Set problem
Set out each line from the following listing that includes the word "this".

-- start Extracted material --

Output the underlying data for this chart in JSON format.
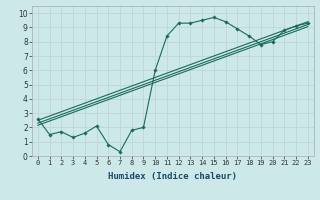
{
  "xlabel": "Humidex (Indice chaleur)",
  "bg_color": "#cce8e8",
  "grid_color": "#c0d8d8",
  "line_color": "#1a6b5a",
  "xlim": [
    -0.5,
    23.5
  ],
  "ylim": [
    0,
    10.5
  ],
  "xticks": [
    0,
    1,
    2,
    3,
    4,
    5,
    6,
    7,
    8,
    9,
    10,
    11,
    12,
    13,
    14,
    15,
    16,
    17,
    18,
    19,
    20,
    21,
    22,
    23
  ],
  "yticks": [
    0,
    1,
    2,
    3,
    4,
    5,
    6,
    7,
    8,
    9,
    10
  ],
  "line1_x": [
    0,
    1,
    2,
    3,
    4,
    5,
    6,
    7,
    8,
    9,
    10,
    11,
    12,
    13,
    14,
    15,
    16,
    17,
    18,
    19,
    20,
    21,
    22,
    23
  ],
  "line1_y": [
    2.6,
    1.5,
    1.7,
    1.3,
    1.6,
    2.1,
    0.8,
    0.3,
    1.8,
    2.0,
    6.0,
    8.4,
    9.3,
    9.3,
    9.5,
    9.7,
    9.4,
    8.9,
    8.4,
    7.8,
    8.0,
    8.8,
    9.1,
    9.3
  ],
  "line2_x": [
    0,
    23
  ],
  "line2_y": [
    2.5,
    9.4
  ],
  "line3_x": [
    0,
    23
  ],
  "line3_y": [
    2.3,
    9.2
  ],
  "line4_x": [
    0,
    23
  ],
  "line4_y": [
    2.15,
    9.05
  ],
  "xlabel_fontsize": 6.5,
  "xlabel_color": "#1a4a6a",
  "tick_fontsize_x": 5.0,
  "tick_fontsize_y": 5.5
}
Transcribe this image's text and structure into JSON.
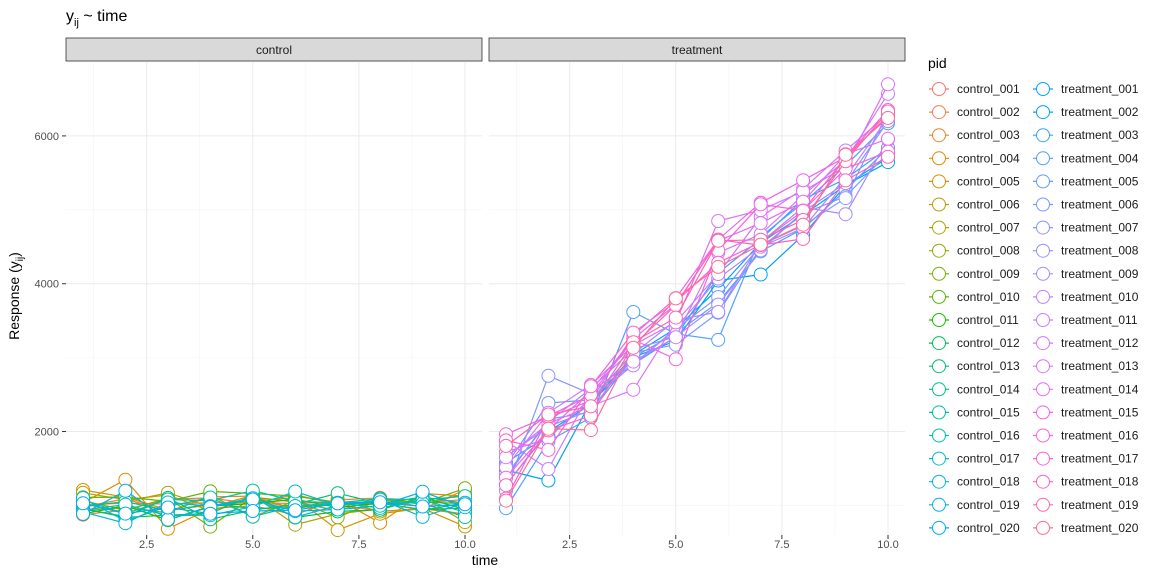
{
  "chart_data": {
    "type": "line",
    "title": "y",
    "title_subscript": "ij",
    "title_suffix": " ~ time",
    "xlabel": "time",
    "ylabel": "Response (y",
    "ylabel_subscript": "ij",
    "ylabel_suffix": ")",
    "xlim": [
      0.6,
      10.4
    ],
    "ylim": [
      600,
      7000
    ],
    "x_ticks": [
      2.5,
      5.0,
      7.5,
      10.0
    ],
    "x_tick_labels": [
      "2.5",
      "5.0",
      "7.5",
      "10.0"
    ],
    "y_ticks": [
      2000,
      4000,
      6000
    ],
    "y_tick_labels": [
      "2000",
      "4000",
      "6000"
    ],
    "grid": true,
    "legend_title": "pid",
    "legend_placement": "right",
    "facets": [
      "control",
      "treatment"
    ],
    "series": [
      {
        "name": "control_001",
        "facet": "control",
        "color": "#F8766D",
        "x": [
          1,
          2,
          3,
          4,
          5,
          6,
          7,
          8,
          9,
          10
        ],
        "y": [
          1008,
          1032,
          1017,
          1038,
          1040,
          1025,
          1051,
          1036,
          1034,
          1081
        ]
      },
      {
        "name": "control_002",
        "facet": "control",
        "color": "#F27D52",
        "x": [
          1,
          2,
          3,
          4,
          5,
          6,
          7,
          8,
          9,
          10
        ],
        "y": [
          875,
          938,
          1087,
          1100,
          1025,
          1146,
          1011,
          923,
          950,
          1211
        ]
      },
      {
        "name": "control_003",
        "facet": "control",
        "color": "#EA8331",
        "x": [
          1,
          2,
          3,
          4,
          5,
          6,
          7,
          8,
          9,
          10
        ],
        "y": [
          980,
          1090,
          917,
          1117,
          1126,
          950,
          1074,
          1104,
          974,
          879
        ]
      },
      {
        "name": "control_004",
        "facet": "control",
        "color": "#DE8C00",
        "x": [
          1,
          2,
          3,
          4,
          5,
          6,
          7,
          8,
          9,
          10
        ],
        "y": [
          1037,
          1348,
          684,
          957,
          997,
          875,
          1084,
          765,
          1163,
          1125
        ]
      },
      {
        "name": "control_005",
        "facet": "control",
        "color": "#D09400",
        "x": [
          1,
          2,
          3,
          4,
          5,
          6,
          7,
          8,
          9,
          10
        ],
        "y": [
          1209,
          1111,
          939,
          1002,
          1051,
          1108,
          666,
          888,
          961,
          717
        ]
      },
      {
        "name": "control_006",
        "facet": "control",
        "color": "#C09B00",
        "x": [
          1,
          2,
          3,
          4,
          5,
          6,
          7,
          8,
          9,
          10
        ],
        "y": [
          1171,
          1078,
          1141,
          928,
          1092,
          952,
          1072,
          918,
          957,
          880
        ]
      },
      {
        "name": "control_007",
        "facet": "control",
        "color": "#AEA200",
        "x": [
          1,
          2,
          3,
          4,
          5,
          6,
          7,
          8,
          9,
          10
        ],
        "y": [
          983,
          1049,
          1172,
          977,
          1136,
          739,
          886,
          953,
          1111,
          774
        ]
      },
      {
        "name": "control_008",
        "facet": "control",
        "color": "#99A800",
        "x": [
          1,
          2,
          3,
          4,
          5,
          6,
          7,
          8,
          9,
          10
        ],
        "y": [
          928,
          973,
          899,
          1138,
          847,
          1063,
          840,
          1077,
          1020,
          1155
        ]
      },
      {
        "name": "control_009",
        "facet": "control",
        "color": "#7CAE00",
        "x": [
          1,
          2,
          3,
          4,
          5,
          6,
          7,
          8,
          9,
          10
        ],
        "y": [
          1064,
          935,
          1098,
          713,
          1113,
          1047,
          930,
          1091,
          1031,
          1232
        ]
      },
      {
        "name": "control_010",
        "facet": "control",
        "color": "#5BB300",
        "x": [
          1,
          2,
          3,
          4,
          5,
          6,
          7,
          8,
          9,
          10
        ],
        "y": [
          1109,
          1113,
          1055,
          1190,
          1162,
          1127,
          1043,
          1008,
          1046,
          1025
        ]
      },
      {
        "name": "control_011",
        "facet": "control",
        "color": "#1EB800",
        "x": [
          1,
          2,
          3,
          4,
          5,
          6,
          7,
          8,
          9,
          10
        ],
        "y": [
          885,
          997,
          801,
          990,
          1026,
          1083,
          972,
          1035,
          942,
          966
        ]
      },
      {
        "name": "control_012",
        "facet": "control",
        "color": "#00BC56",
        "x": [
          1,
          2,
          3,
          4,
          5,
          6,
          7,
          8,
          9,
          10
        ],
        "y": [
          959,
          838,
          868,
          893,
          1136,
          837,
          919,
          941,
          1107,
          949
        ]
      },
      {
        "name": "control_013",
        "facet": "control",
        "color": "#00BE70",
        "x": [
          1,
          2,
          3,
          4,
          5,
          6,
          7,
          8,
          9,
          10
        ],
        "y": [
          953,
          849,
          1101,
          812,
          937,
          1013,
          1166,
          1025,
          1114,
          1029
        ]
      },
      {
        "name": "control_014",
        "facet": "control",
        "color": "#00C087",
        "x": [
          1,
          2,
          3,
          4,
          5,
          6,
          7,
          8,
          9,
          10
        ],
        "y": [
          989,
          1052,
          928,
          1021,
          960,
          971,
          1032,
          1041,
          934,
          1033
        ]
      },
      {
        "name": "control_015",
        "facet": "control",
        "color": "#00C19C",
        "x": [
          1,
          2,
          3,
          4,
          5,
          6,
          7,
          8,
          9,
          10
        ],
        "y": [
          1069,
          890,
          1081,
          1065,
          1201,
          1057,
          1036,
          1092,
          1074,
          1127
        ]
      },
      {
        "name": "control_016",
        "facet": "control",
        "color": "#00C0AF",
        "x": [
          1,
          2,
          3,
          4,
          5,
          6,
          7,
          8,
          9,
          10
        ],
        "y": [
          1101,
          788,
          987,
          1108,
          849,
          993,
          1034,
          967,
          1078,
          908
        ]
      },
      {
        "name": "control_017",
        "facet": "control",
        "color": "#00BDC2",
        "x": [
          1,
          2,
          3,
          4,
          5,
          6,
          7,
          8,
          9,
          10
        ],
        "y": [
          935,
          1011,
          862,
          868,
          984,
          1188,
          1002,
          1050,
          1027,
          844
        ]
      },
      {
        "name": "control_018",
        "facet": "control",
        "color": "#00B8D3",
        "x": [
          1,
          2,
          3,
          4,
          5,
          6,
          7,
          8,
          9,
          10
        ],
        "y": [
          913,
          760,
          1040,
          991,
          1098,
          841,
          1000,
          1079,
          845,
          1036
        ]
      },
      {
        "name": "control_019",
        "facet": "control",
        "color": "#00B2E2",
        "x": [
          1,
          2,
          3,
          4,
          5,
          6,
          7,
          8,
          9,
          10
        ],
        "y": [
          886,
          1198,
          808,
          979,
          1081,
          923,
          945,
          997,
          1185,
          976
        ]
      },
      {
        "name": "control_020",
        "facet": "control",
        "color": "#00A9F0",
        "x": [
          1,
          2,
          3,
          4,
          5,
          6,
          7,
          8,
          9,
          10
        ],
        "y": [
          1029,
          890,
          972,
          888,
          925,
          936,
          1027,
          1044,
          985,
          1015
        ]
      },
      {
        "name": "treatment_001",
        "facet": "treatment",
        "color": "#00A5FF",
        "x": [
          1,
          2,
          3,
          4,
          5,
          6,
          7,
          8,
          9,
          10
        ],
        "y": [
          1280,
          1998,
          2368,
          3037,
          3396,
          3929,
          4555,
          4929,
          5333,
          5706
        ]
      },
      {
        "name": "treatment_002",
        "facet": "treatment",
        "color": "#00A3E8",
        "x": [
          1,
          2,
          3,
          4,
          5,
          6,
          7,
          8,
          9,
          10
        ],
        "y": [
          1478,
          1337,
          2405,
          3004,
          3227,
          4043,
          4125,
          4657,
          5331,
          5645
        ]
      },
      {
        "name": "treatment_003",
        "facet": "treatment",
        "color": "#35A2FF",
        "x": [
          1,
          2,
          3,
          4,
          5,
          6,
          7,
          8,
          9,
          10
        ],
        "y": [
          1581,
          1941,
          2402,
          2912,
          3282,
          4146,
          4604,
          5140,
          5418,
          5837
        ]
      },
      {
        "name": "treatment_004",
        "facet": "treatment",
        "color": "#4FA0FF",
        "x": [
          1,
          2,
          3,
          4,
          5,
          6,
          7,
          8,
          9,
          10
        ],
        "y": [
          962,
          1868,
          2190,
          3617,
          3323,
          3240,
          4636,
          5094,
          5597,
          6170
        ]
      },
      {
        "name": "treatment_005",
        "facet": "treatment",
        "color": "#619CFF",
        "x": [
          1,
          2,
          3,
          4,
          5,
          6,
          7,
          8,
          9,
          10
        ],
        "y": [
          1378,
          2167,
          2261,
          3004,
          3328,
          3750,
          4437,
          4745,
          5266,
          5839
        ]
      },
      {
        "name": "treatment_006",
        "facet": "treatment",
        "color": "#7997FF",
        "x": [
          1,
          2,
          3,
          4,
          5,
          6,
          7,
          8,
          9,
          10
        ],
        "y": [
          1543,
          2386,
          2430,
          3067,
          3175,
          3608,
          4487,
          4947,
          5181,
          5769
        ]
      },
      {
        "name": "treatment_007",
        "facet": "treatment",
        "color": "#8B93FF",
        "x": [
          1,
          2,
          3,
          4,
          5,
          6,
          7,
          8,
          9,
          10
        ],
        "y": [
          1200,
          2754,
          2510,
          2913,
          3386,
          3820,
          4523,
          4786,
          5158,
          6324
        ]
      },
      {
        "name": "treatment_008",
        "facet": "treatment",
        "color": "#9590FF",
        "x": [
          1,
          2,
          3,
          4,
          5,
          6,
          7,
          8,
          9,
          10
        ],
        "y": [
          1420,
          2130,
          2582,
          3115,
          3283,
          3717,
          4451,
          4975,
          5362,
          6201
        ]
      },
      {
        "name": "treatment_009",
        "facet": "treatment",
        "color": "#A58AFF",
        "x": [
          1,
          2,
          3,
          4,
          5,
          6,
          7,
          8,
          9,
          10
        ],
        "y": [
          1661,
          2070,
          2287,
          3049,
          3508,
          3617,
          4559,
          5034,
          4941,
          5952
        ]
      },
      {
        "name": "treatment_010",
        "facet": "treatment",
        "color": "#B983FF",
        "x": [
          1,
          2,
          3,
          4,
          5,
          6,
          7,
          8,
          9,
          10
        ],
        "y": [
          1723,
          1909,
          2459,
          2895,
          3399,
          4071,
          4500,
          4752,
          5441,
          6246
        ]
      },
      {
        "name": "treatment_011",
        "facet": "treatment",
        "color": "#C77CFF",
        "x": [
          1,
          2,
          3,
          4,
          5,
          6,
          7,
          8,
          9,
          10
        ],
        "y": [
          1871,
          1493,
          2542,
          2946,
          3276,
          4418,
          4670,
          5198,
          5671,
          6570
        ]
      },
      {
        "name": "treatment_012",
        "facet": "treatment",
        "color": "#D376FF",
        "x": [
          1,
          2,
          3,
          4,
          5,
          6,
          7,
          8,
          9,
          10
        ],
        "y": [
          1514,
          2254,
          2631,
          3168,
          3480,
          4131,
          4903,
          5283,
          5803,
          6292
        ]
      },
      {
        "name": "treatment_013",
        "facet": "treatment",
        "color": "#DC71FA",
        "x": [
          1,
          2,
          3,
          4,
          5,
          6,
          7,
          8,
          9,
          10
        ],
        "y": [
          1653,
          2109,
          2345,
          2565,
          3476,
          4849,
          4995,
          5251,
          5584,
          6698
        ]
      },
      {
        "name": "treatment_014",
        "facet": "treatment",
        "color": "#E76BF3",
        "x": [
          1,
          2,
          3,
          4,
          5,
          6,
          7,
          8,
          9,
          10
        ],
        "y": [
          1375,
          2024,
          2551,
          3255,
          3722,
          4580,
          4820,
          5108,
          5753,
          5961
        ]
      },
      {
        "name": "treatment_015",
        "facet": "treatment",
        "color": "#F062E8",
        "x": [
          1,
          2,
          3,
          4,
          5,
          6,
          7,
          8,
          9,
          10
        ],
        "y": [
          1093,
          2184,
          2422,
          3305,
          3806,
          4597,
          5096,
          5399,
          5713,
          6350
        ]
      },
      {
        "name": "treatment_016",
        "facet": "treatment",
        "color": "#F763E0",
        "x": [
          1,
          2,
          3,
          4,
          5,
          6,
          7,
          8,
          9,
          10
        ],
        "y": [
          1963,
          2207,
          2495,
          3244,
          2977,
          4449,
          5074,
          4991,
          5556,
          5787
        ]
      },
      {
        "name": "treatment_017",
        "facet": "treatment",
        "color": "#FC61D5",
        "x": [
          1,
          2,
          3,
          4,
          5,
          6,
          7,
          8,
          9,
          10
        ],
        "y": [
          1880,
          1752,
          2612,
          3338,
          3756,
          4284,
          4562,
          4986,
          5709,
          6273
        ]
      },
      {
        "name": "treatment_018",
        "facet": "treatment",
        "color": "#FF62BC",
        "x": [
          1,
          2,
          3,
          4,
          5,
          6,
          7,
          8,
          9,
          10
        ],
        "y": [
          1274,
          2015,
          2213,
          3168,
          3710,
          4594,
          4523,
          4606,
          5398,
          5717
        ]
      },
      {
        "name": "treatment_019",
        "facet": "treatment",
        "color": "#FF65AC",
        "x": [
          1,
          2,
          3,
          4,
          5,
          6,
          7,
          8,
          9,
          10
        ],
        "y": [
          1805,
          2231,
          2342,
          3209,
          3542,
          4581,
          4596,
          4862,
          5656,
          6330
        ]
      },
      {
        "name": "treatment_020",
        "facet": "treatment",
        "color": "#FF6C91",
        "x": [
          1,
          2,
          3,
          4,
          5,
          6,
          7,
          8,
          9,
          10
        ],
        "y": [
          1066,
          2038,
          2019,
          3134,
          3802,
          4227,
          4529,
          4798,
          5745,
          6244
        ]
      }
    ]
  }
}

-- end Extracted material --

Completed exercise
Output the underlying data for this chart in JSON format.
Transcribe this image's text and structure into JSON.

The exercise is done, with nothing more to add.